• **EXERCISE OBJECTIVE**: Read the records below and copy each line that contains "Cube".
Start TASK MATERIAL
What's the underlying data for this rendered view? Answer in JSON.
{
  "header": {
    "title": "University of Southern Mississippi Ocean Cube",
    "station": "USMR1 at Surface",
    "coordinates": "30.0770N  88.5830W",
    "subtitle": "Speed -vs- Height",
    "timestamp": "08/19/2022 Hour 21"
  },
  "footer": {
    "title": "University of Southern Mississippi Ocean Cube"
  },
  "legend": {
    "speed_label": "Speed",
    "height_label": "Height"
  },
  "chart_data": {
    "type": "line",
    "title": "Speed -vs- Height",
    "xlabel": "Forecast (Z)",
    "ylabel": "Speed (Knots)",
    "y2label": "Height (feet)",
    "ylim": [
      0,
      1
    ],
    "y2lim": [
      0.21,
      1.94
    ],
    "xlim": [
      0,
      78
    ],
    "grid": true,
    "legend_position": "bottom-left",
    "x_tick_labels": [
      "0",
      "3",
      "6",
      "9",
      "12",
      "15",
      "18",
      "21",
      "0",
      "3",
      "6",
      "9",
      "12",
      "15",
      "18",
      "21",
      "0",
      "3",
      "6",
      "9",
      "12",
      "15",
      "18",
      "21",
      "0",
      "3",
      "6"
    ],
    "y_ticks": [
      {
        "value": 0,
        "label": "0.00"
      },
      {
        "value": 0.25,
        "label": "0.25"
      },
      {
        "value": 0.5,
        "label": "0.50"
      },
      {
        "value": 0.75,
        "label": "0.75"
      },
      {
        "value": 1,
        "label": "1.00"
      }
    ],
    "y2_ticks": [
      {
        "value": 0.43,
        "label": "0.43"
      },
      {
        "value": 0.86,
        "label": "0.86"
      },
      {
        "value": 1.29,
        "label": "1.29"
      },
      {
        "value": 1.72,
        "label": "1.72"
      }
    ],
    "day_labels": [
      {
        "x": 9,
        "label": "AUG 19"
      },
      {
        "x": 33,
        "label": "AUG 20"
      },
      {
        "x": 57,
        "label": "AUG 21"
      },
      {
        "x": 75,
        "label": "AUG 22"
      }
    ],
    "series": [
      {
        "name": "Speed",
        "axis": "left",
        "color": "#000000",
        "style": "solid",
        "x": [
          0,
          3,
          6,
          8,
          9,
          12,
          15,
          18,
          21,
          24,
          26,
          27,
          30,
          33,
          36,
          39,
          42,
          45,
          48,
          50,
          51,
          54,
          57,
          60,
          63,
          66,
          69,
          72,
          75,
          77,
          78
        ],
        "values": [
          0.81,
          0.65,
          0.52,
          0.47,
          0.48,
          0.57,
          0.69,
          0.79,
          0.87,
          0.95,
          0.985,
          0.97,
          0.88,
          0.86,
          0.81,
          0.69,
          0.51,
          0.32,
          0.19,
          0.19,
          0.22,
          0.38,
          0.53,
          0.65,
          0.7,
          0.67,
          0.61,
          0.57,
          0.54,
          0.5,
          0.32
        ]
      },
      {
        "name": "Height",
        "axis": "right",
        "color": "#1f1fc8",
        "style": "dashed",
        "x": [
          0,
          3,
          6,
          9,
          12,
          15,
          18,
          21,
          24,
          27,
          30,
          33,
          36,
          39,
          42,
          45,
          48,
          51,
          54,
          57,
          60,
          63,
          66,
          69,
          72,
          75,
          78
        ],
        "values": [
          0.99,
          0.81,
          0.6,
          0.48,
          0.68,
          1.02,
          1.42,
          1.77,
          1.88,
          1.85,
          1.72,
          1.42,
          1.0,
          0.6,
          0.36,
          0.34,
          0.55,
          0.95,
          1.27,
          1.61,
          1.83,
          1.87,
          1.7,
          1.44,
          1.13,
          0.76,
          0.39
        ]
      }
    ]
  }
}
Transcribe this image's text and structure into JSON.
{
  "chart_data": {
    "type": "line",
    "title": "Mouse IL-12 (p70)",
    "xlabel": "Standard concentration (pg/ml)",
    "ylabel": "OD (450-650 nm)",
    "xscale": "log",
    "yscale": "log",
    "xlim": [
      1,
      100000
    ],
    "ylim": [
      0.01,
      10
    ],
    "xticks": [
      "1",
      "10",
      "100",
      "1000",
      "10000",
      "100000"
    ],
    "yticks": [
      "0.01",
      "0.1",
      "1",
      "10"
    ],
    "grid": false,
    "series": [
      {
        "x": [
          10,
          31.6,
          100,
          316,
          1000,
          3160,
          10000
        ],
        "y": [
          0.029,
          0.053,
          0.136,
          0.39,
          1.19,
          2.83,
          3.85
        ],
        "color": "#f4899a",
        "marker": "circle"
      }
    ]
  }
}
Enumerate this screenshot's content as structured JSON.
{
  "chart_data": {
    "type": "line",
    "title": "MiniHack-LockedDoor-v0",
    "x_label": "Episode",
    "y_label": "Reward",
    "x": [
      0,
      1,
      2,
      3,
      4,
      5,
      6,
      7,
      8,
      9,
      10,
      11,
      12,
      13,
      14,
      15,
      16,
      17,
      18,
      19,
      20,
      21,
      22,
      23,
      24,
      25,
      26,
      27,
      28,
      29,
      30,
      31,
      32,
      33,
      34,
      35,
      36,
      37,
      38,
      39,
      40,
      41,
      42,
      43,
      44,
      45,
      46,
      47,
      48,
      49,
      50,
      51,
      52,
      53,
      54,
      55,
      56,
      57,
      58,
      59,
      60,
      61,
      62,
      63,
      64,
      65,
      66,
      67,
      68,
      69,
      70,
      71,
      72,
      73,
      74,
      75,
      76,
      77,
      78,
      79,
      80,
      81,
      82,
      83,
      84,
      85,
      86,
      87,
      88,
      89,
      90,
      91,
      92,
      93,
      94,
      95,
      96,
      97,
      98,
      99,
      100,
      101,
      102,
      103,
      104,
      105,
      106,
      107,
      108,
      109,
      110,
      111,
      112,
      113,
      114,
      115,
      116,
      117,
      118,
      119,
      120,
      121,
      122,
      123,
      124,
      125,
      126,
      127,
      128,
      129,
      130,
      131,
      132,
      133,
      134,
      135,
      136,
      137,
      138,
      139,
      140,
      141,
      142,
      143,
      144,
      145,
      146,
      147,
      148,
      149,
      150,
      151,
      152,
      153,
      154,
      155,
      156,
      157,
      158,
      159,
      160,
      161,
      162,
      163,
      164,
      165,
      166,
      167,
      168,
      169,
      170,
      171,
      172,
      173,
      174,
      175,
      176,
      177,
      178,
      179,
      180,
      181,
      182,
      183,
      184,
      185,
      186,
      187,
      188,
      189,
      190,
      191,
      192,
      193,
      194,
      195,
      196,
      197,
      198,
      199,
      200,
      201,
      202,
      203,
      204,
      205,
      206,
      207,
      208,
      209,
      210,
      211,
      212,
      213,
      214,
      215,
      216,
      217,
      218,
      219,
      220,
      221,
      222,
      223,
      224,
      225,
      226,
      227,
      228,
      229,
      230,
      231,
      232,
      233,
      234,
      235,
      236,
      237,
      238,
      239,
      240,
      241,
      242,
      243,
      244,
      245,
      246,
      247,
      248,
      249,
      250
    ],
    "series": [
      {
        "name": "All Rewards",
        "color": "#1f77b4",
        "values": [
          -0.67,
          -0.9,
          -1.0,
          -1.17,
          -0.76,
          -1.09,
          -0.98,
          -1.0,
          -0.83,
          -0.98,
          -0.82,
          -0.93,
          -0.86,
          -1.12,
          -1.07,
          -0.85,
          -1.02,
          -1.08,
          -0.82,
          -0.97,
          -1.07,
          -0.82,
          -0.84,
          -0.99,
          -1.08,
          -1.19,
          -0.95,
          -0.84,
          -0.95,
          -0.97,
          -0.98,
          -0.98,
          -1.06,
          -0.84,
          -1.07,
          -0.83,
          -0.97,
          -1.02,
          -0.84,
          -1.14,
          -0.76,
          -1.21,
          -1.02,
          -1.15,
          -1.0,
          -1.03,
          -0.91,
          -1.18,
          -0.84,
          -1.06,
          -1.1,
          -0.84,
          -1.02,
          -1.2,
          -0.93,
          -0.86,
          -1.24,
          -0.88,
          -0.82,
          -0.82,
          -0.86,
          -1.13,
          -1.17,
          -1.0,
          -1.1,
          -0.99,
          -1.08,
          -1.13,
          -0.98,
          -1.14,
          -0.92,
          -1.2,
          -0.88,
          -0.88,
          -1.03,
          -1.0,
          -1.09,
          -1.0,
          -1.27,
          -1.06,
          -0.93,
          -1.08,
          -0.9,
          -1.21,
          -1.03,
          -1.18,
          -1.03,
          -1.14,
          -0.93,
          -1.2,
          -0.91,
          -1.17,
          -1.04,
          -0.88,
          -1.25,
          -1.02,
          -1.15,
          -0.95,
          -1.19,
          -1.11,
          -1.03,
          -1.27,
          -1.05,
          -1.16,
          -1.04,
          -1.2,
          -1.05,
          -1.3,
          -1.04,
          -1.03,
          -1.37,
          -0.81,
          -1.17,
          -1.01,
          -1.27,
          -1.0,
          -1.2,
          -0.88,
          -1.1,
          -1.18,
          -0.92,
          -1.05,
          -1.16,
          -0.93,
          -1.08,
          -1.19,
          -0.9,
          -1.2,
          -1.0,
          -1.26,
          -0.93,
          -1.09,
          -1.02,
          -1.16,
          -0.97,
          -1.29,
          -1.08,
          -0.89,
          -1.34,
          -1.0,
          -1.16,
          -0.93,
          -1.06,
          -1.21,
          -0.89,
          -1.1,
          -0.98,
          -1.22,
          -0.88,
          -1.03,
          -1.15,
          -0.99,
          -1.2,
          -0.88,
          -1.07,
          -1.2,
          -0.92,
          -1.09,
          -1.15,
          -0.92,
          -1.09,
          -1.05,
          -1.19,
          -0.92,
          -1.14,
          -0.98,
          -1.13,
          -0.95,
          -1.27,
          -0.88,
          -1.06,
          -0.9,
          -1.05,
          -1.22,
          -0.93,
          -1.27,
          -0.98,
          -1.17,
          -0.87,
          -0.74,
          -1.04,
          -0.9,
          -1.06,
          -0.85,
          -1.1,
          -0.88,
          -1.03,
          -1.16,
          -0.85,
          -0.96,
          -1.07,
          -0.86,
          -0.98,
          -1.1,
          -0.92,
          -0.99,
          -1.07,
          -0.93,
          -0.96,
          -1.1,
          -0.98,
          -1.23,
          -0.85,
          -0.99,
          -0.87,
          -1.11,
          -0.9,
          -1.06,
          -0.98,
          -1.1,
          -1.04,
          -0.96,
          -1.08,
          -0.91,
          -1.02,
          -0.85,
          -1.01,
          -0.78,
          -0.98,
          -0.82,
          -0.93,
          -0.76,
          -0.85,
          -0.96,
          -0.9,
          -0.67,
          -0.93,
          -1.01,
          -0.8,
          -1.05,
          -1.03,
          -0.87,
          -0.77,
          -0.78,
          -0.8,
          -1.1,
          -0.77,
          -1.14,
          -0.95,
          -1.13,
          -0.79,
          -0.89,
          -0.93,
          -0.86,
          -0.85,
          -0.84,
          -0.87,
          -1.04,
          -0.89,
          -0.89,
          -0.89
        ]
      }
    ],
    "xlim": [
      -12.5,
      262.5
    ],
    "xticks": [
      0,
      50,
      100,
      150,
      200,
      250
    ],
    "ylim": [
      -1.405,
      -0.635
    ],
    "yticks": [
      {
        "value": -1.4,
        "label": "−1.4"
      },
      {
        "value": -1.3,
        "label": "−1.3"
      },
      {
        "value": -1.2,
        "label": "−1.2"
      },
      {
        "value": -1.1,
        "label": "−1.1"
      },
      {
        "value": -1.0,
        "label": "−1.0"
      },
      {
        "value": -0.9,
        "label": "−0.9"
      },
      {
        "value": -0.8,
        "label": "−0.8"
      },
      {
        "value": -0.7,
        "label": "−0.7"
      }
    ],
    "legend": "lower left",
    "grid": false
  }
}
End TASK MATERIAL
• **THE OUTPUT**:
    "title": "University of Southern Mississippi Ocean Cube",
    "title": "University of Southern Mississippi Ocean Cube"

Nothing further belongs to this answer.